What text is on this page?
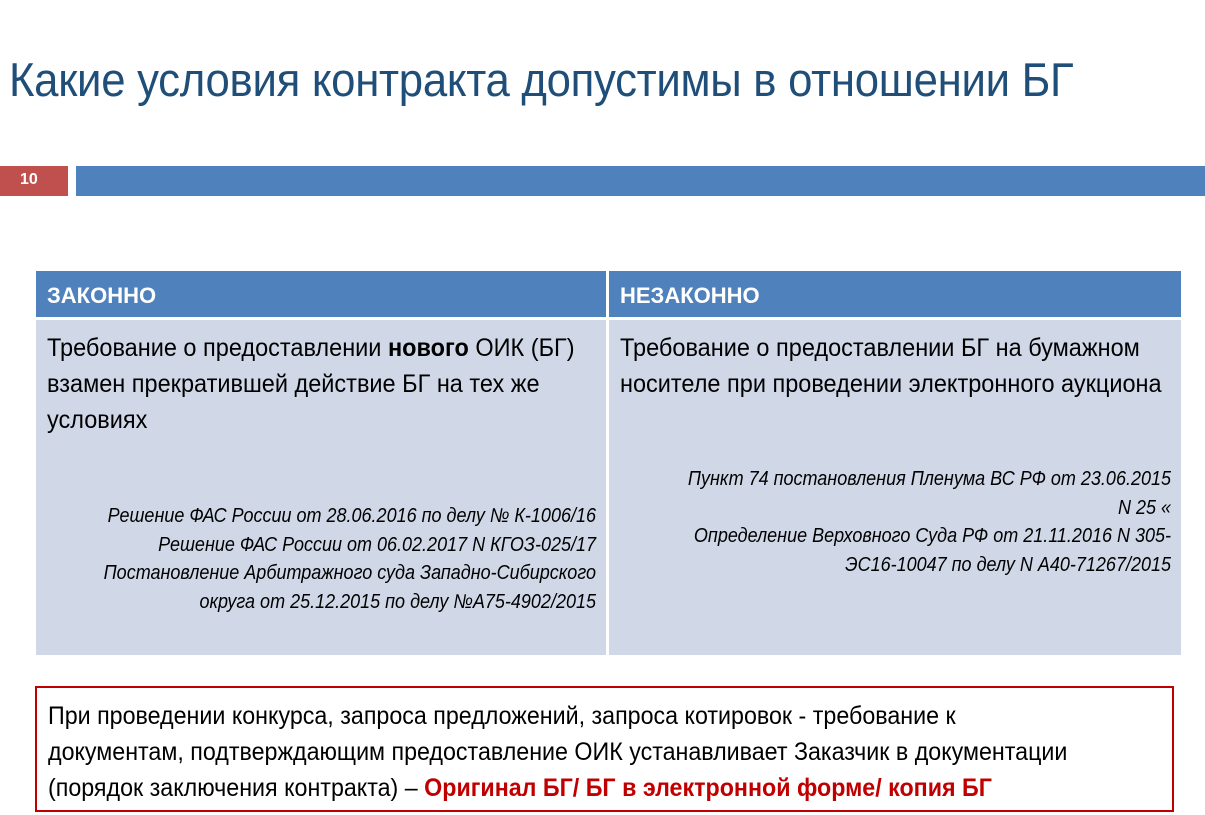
Какие условия контракта допустимы в отношении БГ
10
ЗАКОННО	НЕЗАКОННО
Требование о предоставлении нового ОИК (БГ) взамен прекратившей действие БГ на тех же условиях
Решение ФАС России от 28.06.2016 по делу № К-1006/16
Решение ФАС России от 06.02.2017 N КГОЗ-025/17
Постановление Арбитражного суда Западно-Сибирского
округа от 25.12.2015 по делу №А75-4902/2015
Требование о предоставлении БГ на бумажном носителе при проведении электронного аукциона
Пункт 74 постановления Пленума ВС РФ от 23.06.2015
N 25 «
Определение Верховного Суда РФ от 21.11.2016 N 305-
ЭС16-10047 по делу N А40-71267/2015
При проведении конкурса, запроса предложений, запроса котировок - требование к
документам, подтверждающим предоставление ОИК устанавливает Заказчик в документации
(порядок заключения контракта) – Оригинал БГ/ БГ в электронной форме/ копия БГ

■ **WHAT IS NEEDED**:
Take every line from the data above that holds "делу" and copy it out.

■ **ANSWER TO THIS EXERCISE**:
Решение ФАС России от 28.06.2016 по делу № К-1006/16
округа от 25.12.2015 по делу №А75-4902/2015
ЭС16-10047 по делу N А40-71267/2015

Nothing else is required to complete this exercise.